◆ The exercise ◆
Copy the data exactly as it appears, and do not include any pictures.

◆ Available records ◆
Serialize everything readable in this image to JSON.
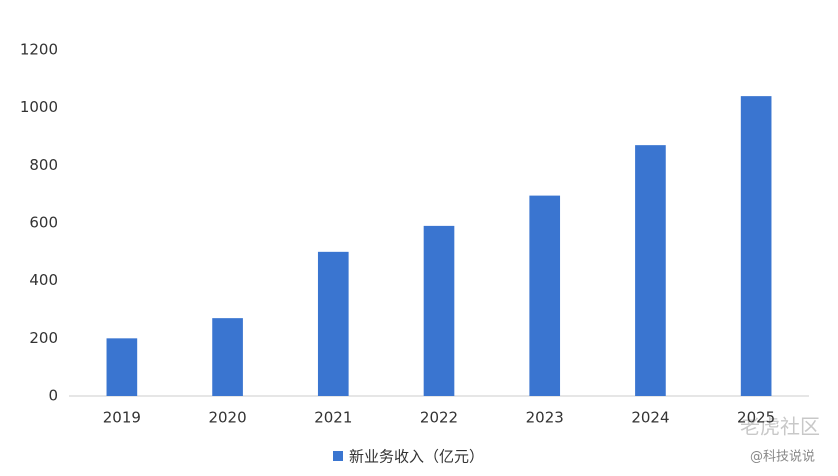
{
  "chart_data": {
    "type": "bar",
    "categories": [
      "2019",
      "2020",
      "2021",
      "2022",
      "2023",
      "2024",
      "2025"
    ],
    "series": [
      {
        "name": "新业务收入（亿元）",
        "color": "#3a75d0",
        "values": [
          200,
          270,
          500,
          590,
          695,
          870,
          1040
        ]
      }
    ],
    "ylim": [
      0,
      1200
    ],
    "yticks": [
      0,
      200,
      400,
      600,
      800,
      1000,
      1200
    ],
    "grid": false,
    "legend": "bottom"
  },
  "watermark": {
    "brand": "老虎社区",
    "author": "@科技说说"
  }
}
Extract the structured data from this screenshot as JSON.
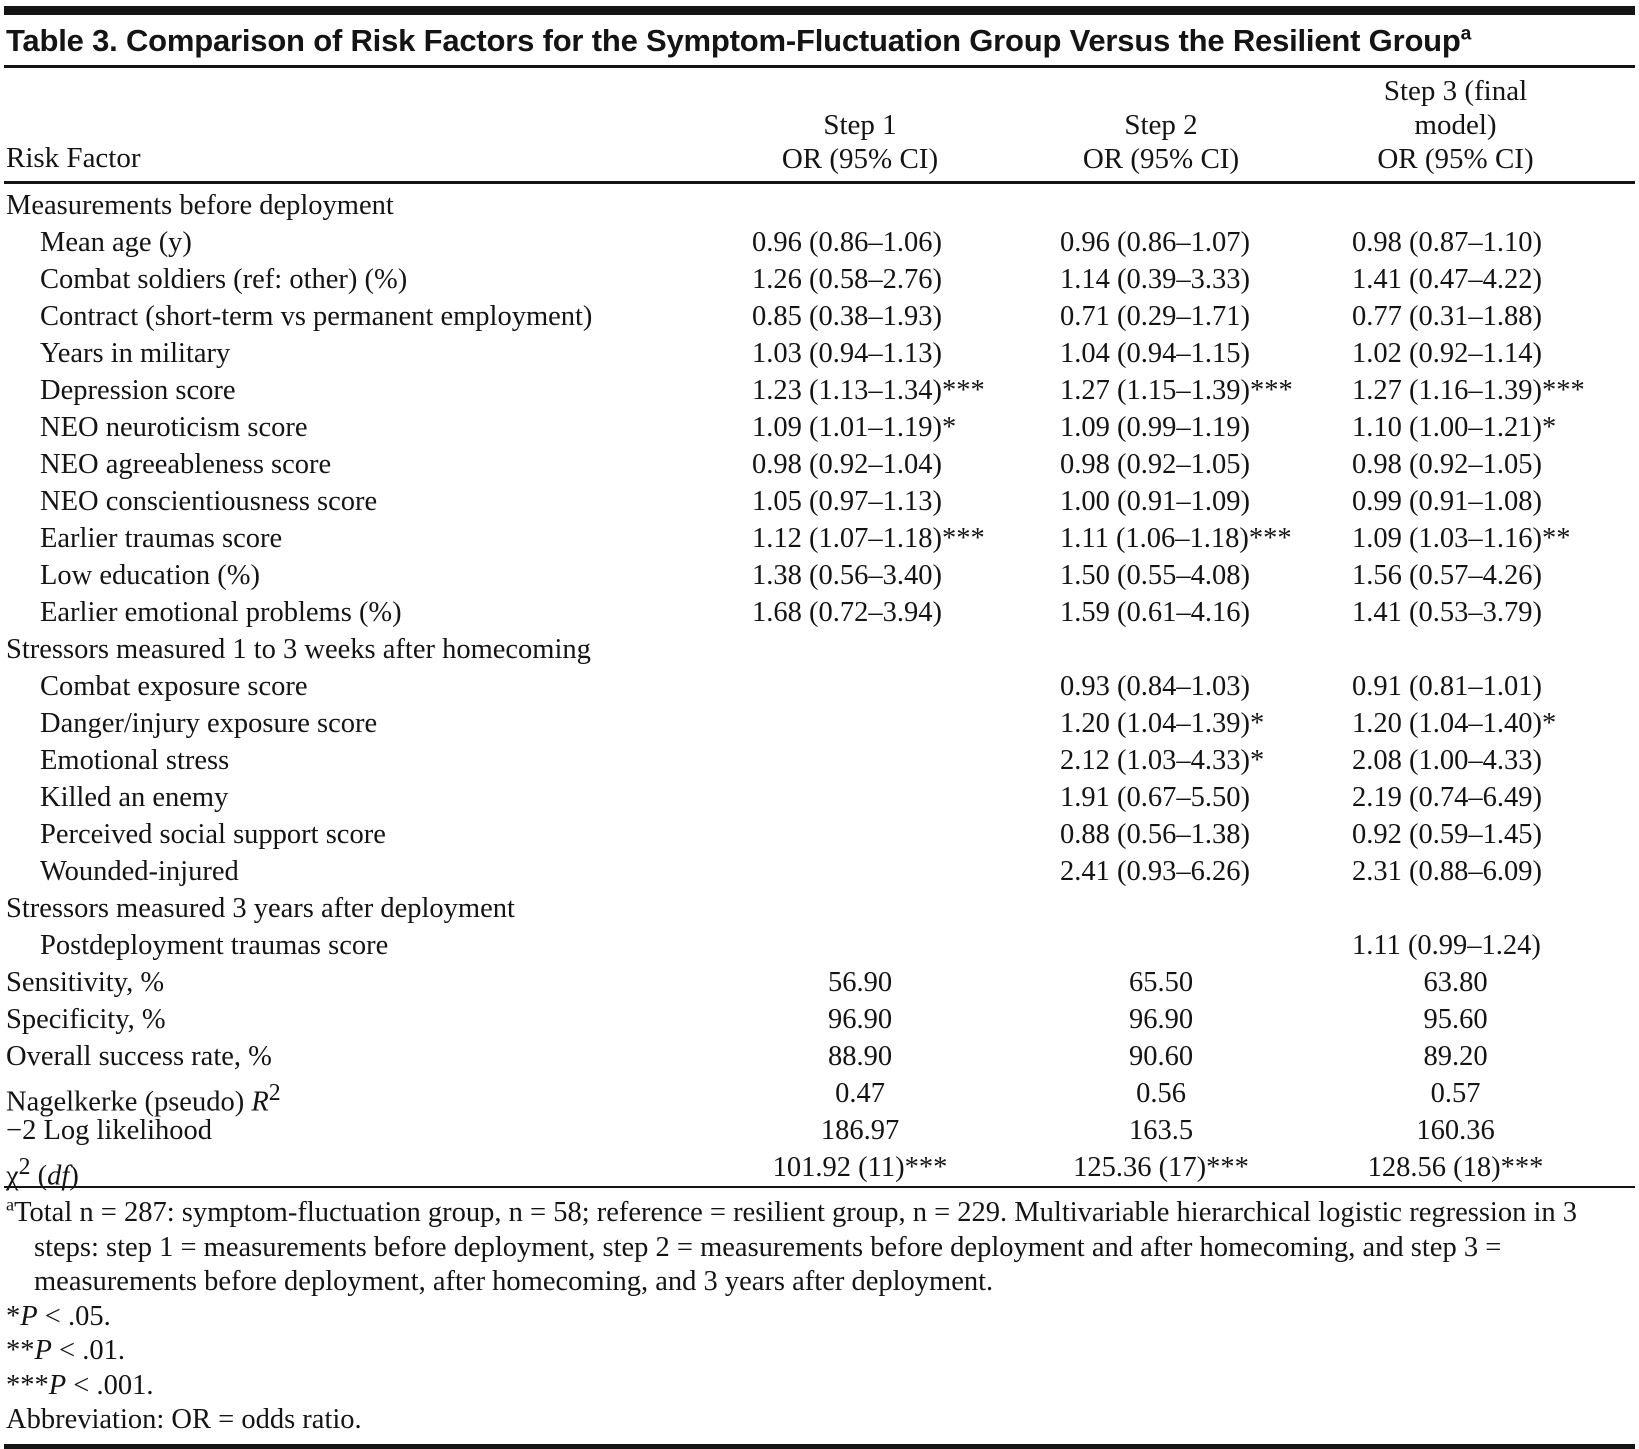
{
  "title": {
    "text": "Table 3. Comparison of Risk Factors for the Symptom-Fluctuation Group Versus the Resilient Group",
    "superscript": "a"
  },
  "header": {
    "row_label": "Risk Factor",
    "columns": [
      {
        "line1": "Step 1",
        "line2": "OR (95% CI)"
      },
      {
        "line1": "Step 2",
        "line2": "OR (95% CI)"
      },
      {
        "line1": "Step 3 (final model)",
        "line2": "OR (95% CI)"
      }
    ]
  },
  "table": {
    "rows": [
      {
        "type": "section",
        "label": "Measurements before deployment",
        "values": [
          "",
          "",
          ""
        ]
      },
      {
        "type": "item",
        "label": "Mean age (y)",
        "values": [
          "0.96 (0.86–1.06)",
          "0.96 (0.86–1.07)",
          "0.98 (0.87–1.10)"
        ]
      },
      {
        "type": "item",
        "label": "Combat soldiers (ref: other) (%)",
        "values": [
          "1.26 (0.58–2.76)",
          "1.14 (0.39–3.33)",
          "1.41 (0.47–4.22)"
        ]
      },
      {
        "type": "item",
        "label": "Contract (short-term vs permanent employment)",
        "values": [
          "0.85 (0.38–1.93)",
          "0.71 (0.29–1.71)",
          "0.77 (0.31–1.88)"
        ]
      },
      {
        "type": "item",
        "label": "Years in military",
        "values": [
          "1.03 (0.94–1.13)",
          "1.04 (0.94–1.15)",
          "1.02 (0.92–1.14)"
        ]
      },
      {
        "type": "item",
        "label": "Depression score",
        "values": [
          "1.23 (1.13–1.34)***",
          "1.27 (1.15–1.39)***",
          "1.27 (1.16–1.39)***"
        ]
      },
      {
        "type": "item",
        "label": "NEO neuroticism score",
        "values": [
          "1.09 (1.01–1.19)*",
          "1.09 (0.99–1.19)",
          "1.10 (1.00–1.21)*"
        ]
      },
      {
        "type": "item",
        "label": "NEO agreeableness score",
        "values": [
          "0.98 (0.92–1.04)",
          "0.98 (0.92–1.05)",
          "0.98 (0.92–1.05)"
        ]
      },
      {
        "type": "item",
        "label": "NEO conscientiousness score",
        "values": [
          "1.05 (0.97–1.13)",
          "1.00 (0.91–1.09)",
          "0.99 (0.91–1.08)"
        ]
      },
      {
        "type": "item",
        "label": "Earlier traumas score",
        "values": [
          "1.12 (1.07–1.18)***",
          "1.11 (1.06–1.18)***",
          "1.09 (1.03–1.16)**"
        ]
      },
      {
        "type": "item",
        "label": "Low education (%)",
        "values": [
          "1.38 (0.56–3.40)",
          "1.50 (0.55–4.08)",
          "1.56 (0.57–4.26)"
        ]
      },
      {
        "type": "item",
        "label": "Earlier emotional problems (%)",
        "values": [
          "1.68 (0.72–3.94)",
          "1.59 (0.61–4.16)",
          "1.41 (0.53–3.79)"
        ]
      },
      {
        "type": "section",
        "label": "Stressors measured 1 to 3 weeks after homecoming",
        "values": [
          "",
          "",
          ""
        ]
      },
      {
        "type": "item",
        "label": "Combat exposure score",
        "values": [
          "",
          "0.93 (0.84–1.03)",
          "0.91 (0.81–1.01)"
        ]
      },
      {
        "type": "item",
        "label": "Danger/injury exposure score",
        "values": [
          "",
          "1.20 (1.04–1.39)*",
          "1.20 (1.04–1.40)*"
        ]
      },
      {
        "type": "item",
        "label": "Emotional stress",
        "values": [
          "",
          "2.12 (1.03–4.33)*",
          "2.08 (1.00–4.33)"
        ]
      },
      {
        "type": "item",
        "label": "Killed an enemy",
        "values": [
          "",
          "1.91 (0.67–5.50)",
          "2.19 (0.74–6.49)"
        ]
      },
      {
        "type": "item",
        "label": "Perceived social support score",
        "values": [
          "",
          "0.88 (0.56–1.38)",
          "0.92 (0.59–1.45)"
        ]
      },
      {
        "type": "item",
        "label": "Wounded-injured",
        "values": [
          "",
          "2.41 (0.93–6.26)",
          "2.31 (0.88–6.09)"
        ]
      },
      {
        "type": "section",
        "label": "Stressors measured 3 years after deployment",
        "values": [
          "",
          "",
          ""
        ]
      },
      {
        "type": "item",
        "label": "Postdeployment traumas score",
        "values": [
          "",
          "",
          "1.11 (0.99–1.24)"
        ]
      },
      {
        "type": "summary",
        "label": "Sensitivity, %",
        "values": [
          "56.90",
          "65.50",
          "63.80"
        ]
      },
      {
        "type": "summary",
        "label": "Specificity, %",
        "values": [
          "96.90",
          "96.90",
          "95.60"
        ]
      },
      {
        "type": "summary",
        "label": "Overall success rate, %",
        "values": [
          "88.90",
          "90.60",
          "89.20"
        ]
      },
      {
        "type": "summary",
        "label": "Nagelkerke (pseudo) {i}R{/i}{sup}2{/sup}",
        "values": [
          "0.47",
          "0.56",
          "0.57"
        ]
      },
      {
        "type": "summary",
        "label": "−2 Log likelihood",
        "values": [
          "186.97",
          "163.5",
          "160.36"
        ]
      },
      {
        "type": "summary",
        "label": "χ{sup}2{/sup} ({i}df{/i})",
        "values": [
          "101.92 (11)***",
          "125.36 (17)***",
          "128.56 (18)***"
        ]
      }
    ]
  },
  "footnotes": {
    "a_marker": "a",
    "a_text": "Total n = 287: symptom-fluctuation group, n = 58; reference = resilient group, n = 229. Multivariable hierarchical logistic regression in 3 steps: step 1 = measurements before deployment, step 2 = measurements before deployment and after homecoming, and step 3 = measurements before deployment, after homecoming, and 3 years after deployment.",
    "sig1": "*{i}P{/i} < .05.",
    "sig2": "**{i}P{/i} < .01.",
    "sig3": "***{i}P{/i} < .001.",
    "abbreviation": "Abbreviation: OR = odds ratio."
  }
}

◆ Worked solution ◆
Serialize everything readable in this image to JSON.
{
  "chart_data": {
    "type": "bar",
    "categories": [
      "2019",
      "2020",
      "2021",
      "2022",
      "2023",
      "2024",
      "2025"
    ],
    "series": [
      {
        "name": "新业务收入（亿元）",
        "color": "#3a75d0",
        "values": [
          200,
          270,
          500,
          590,
          695,
          870,
          1040
        ]
      }
    ],
    "ylim": [
      0,
      1200
    ],
    "yticks": [
      0,
      200,
      400,
      600,
      800,
      1000,
      1200
    ],
    "grid": false,
    "legend": "bottom"
  },
  "watermark": {
    "brand": "老虎社区",
    "author": "@科技说说"
  }
}
Extract the structured data from this screenshot as JSON.
{
  "title": {
    "text": "Table 3. Comparison of Risk Factors for the Symptom-Fluctuation Group Versus the Resilient Group",
    "superscript": "a"
  },
  "header": {
    "row_label": "Risk Factor",
    "columns": [
      {
        "line1": "Step 1",
        "line2": "OR (95% CI)"
      },
      {
        "line1": "Step 2",
        "line2": "OR (95% CI)"
      },
      {
        "line1": "Step 3 (final model)",
        "line2": "OR (95% CI)"
      }
    ]
  },
  "table": {
    "rows": [
      {
        "type": "section",
        "label": "Measurements before deployment",
        "values": [
          "",
          "",
          ""
        ]
      },
      {
        "type": "item",
        "label": "Mean age (y)",
        "values": [
          "0.96 (0.86–1.06)",
          "0.96 (0.86–1.07)",
          "0.98 (0.87–1.10)"
        ]
      },
      {
        "type": "item",
        "label": "Combat soldiers (ref: other) (%)",
        "values": [
          "1.26 (0.58–2.76)",
          "1.14 (0.39–3.33)",
          "1.41 (0.47–4.22)"
        ]
      },
      {
        "type": "item",
        "label": "Contract (short-term vs permanent employment)",
        "values": [
          "0.85 (0.38–1.93)",
          "0.71 (0.29–1.71)",
          "0.77 (0.31–1.88)"
        ]
      },
      {
        "type": "item",
        "label": "Years in military",
        "values": [
          "1.03 (0.94–1.13)",
          "1.04 (0.94–1.15)",
          "1.02 (0.92–1.14)"
        ]
      },
      {
        "type": "item",
        "label": "Depression score",
        "values": [
          "1.23 (1.13–1.34)***",
          "1.27 (1.15–1.39)***",
          "1.27 (1.16–1.39)***"
        ]
      },
      {
        "type": "item",
        "label": "NEO neuroticism score",
        "values": [
          "1.09 (1.01–1.19)*",
          "1.09 (0.99–1.19)",
          "1.10 (1.00–1.21)*"
        ]
      },
      {
        "type": "item",
        "label": "NEO agreeableness score",
        "values": [
          "0.98 (0.92–1.04)",
          "0.98 (0.92–1.05)",
          "0.98 (0.92–1.05)"
        ]
      },
      {
        "type": "item",
        "label": "NEO conscientiousness score",
        "values": [
          "1.05 (0.97–1.13)",
          "1.00 (0.91–1.09)",
          "0.99 (0.91–1.08)"
        ]
      },
      {
        "type": "item",
        "label": "Earlier traumas score",
        "values": [
          "1.12 (1.07–1.18)***",
          "1.11 (1.06–1.18)***",
          "1.09 (1.03–1.16)**"
        ]
      },
      {
        "type": "item",
        "label": "Low education (%)",
        "values": [
          "1.38 (0.56–3.40)",
          "1.50 (0.55–4.08)",
          "1.56 (0.57–4.26)"
        ]
      },
      {
        "type": "item",
        "label": "Earlier emotional problems (%)",
        "values": [
          "1.68 (0.72–3.94)",
          "1.59 (0.61–4.16)",
          "1.41 (0.53–3.79)"
        ]
      },
      {
        "type": "section",
        "label": "Stressors measured 1 to 3 weeks after homecoming",
        "values": [
          "",
          "",
          ""
        ]
      },
      {
        "type": "item",
        "label": "Combat exposure score",
        "values": [
          "",
          "0.93 (0.84–1.03)",
          "0.91 (0.81–1.01)"
        ]
      },
      {
        "type": "item",
        "label": "Danger/injury exposure score",
        "values": [
          "",
          "1.20 (1.04–1.39)*",
          "1.20 (1.04–1.40)*"
        ]
      },
      {
        "type": "item",
        "label": "Emotional stress",
        "values": [
          "",
          "2.12 (1.03–4.33)*",
          "2.08 (1.00–4.33)"
        ]
      },
      {
        "type": "item",
        "label": "Killed an enemy",
        "values": [
          "",
          "1.91 (0.67–5.50)",
          "2.19 (0.74–6.49)"
        ]
      },
      {
        "type": "item",
        "label": "Perceived social support score",
        "values": [
          "",
          "0.88 (0.56–1.38)",
          "0.92 (0.59–1.45)"
        ]
      },
      {
        "type": "item",
        "label": "Wounded-injured",
        "values": [
          "",
          "2.41 (0.93–6.26)",
          "2.31 (0.88–6.09)"
        ]
      },
      {
        "type": "section",
        "label": "Stressors measured 3 years after deployment",
        "values": [
          "",
          "",
          ""
        ]
      },
      {
        "type": "item",
        "label": "Postdeployment traumas score",
        "values": [
          "",
          "",
          "1.11 (0.99–1.24)"
        ]
      },
      {
        "type": "summary",
        "label": "Sensitivity, %",
        "values": [
          "56.90",
          "65.50",
          "63.80"
        ]
      },
      {
        "type": "summary",
        "label": "Specificity, %",
        "values": [
          "96.90",
          "96.90",
          "95.60"
        ]
      },
      {
        "type": "summary",
        "label": "Overall success rate, %",
        "values": [
          "88.90",
          "90.60",
          "89.20"
        ]
      },
      {
        "type": "summary",
        "label": "Nagelkerke (pseudo) {i}R{/i}{sup}2{/sup}",
        "values": [
          "0.47",
          "0.56",
          "0.57"
        ]
      },
      {
        "type": "summary",
        "label": "−2 Log likelihood",
        "values": [
          "186.97",
          "163.5",
          "160.36"
        ]
      },
      {
        "type": "summary",
        "label": "χ{sup}2{/sup} ({i}df{/i})",
        "values": [
          "101.92 (11)***",
          "125.36 (17)***",
          "128.56 (18)***"
        ]
      }
    ]
  },
  "footnotes": {
    "a_marker": "a",
    "a_text": "Total n = 287: symptom-fluctuation group, n = 58; reference = resilient group, n = 229. Multivariable hierarchical logistic regression in 3 steps: step 1 = measurements before deployment, step 2 = measurements before deployment and after homecoming, and step 3 = measurements before deployment, after homecoming, and 3 years after deployment.",
    "sig1": "*{i}P{/i} < .05.",
    "sig2": "**{i}P{/i} < .01.",
    "sig3": "***{i}P{/i} < .001.",
    "abbreviation": "Abbreviation: OR = odds ratio."
  }
}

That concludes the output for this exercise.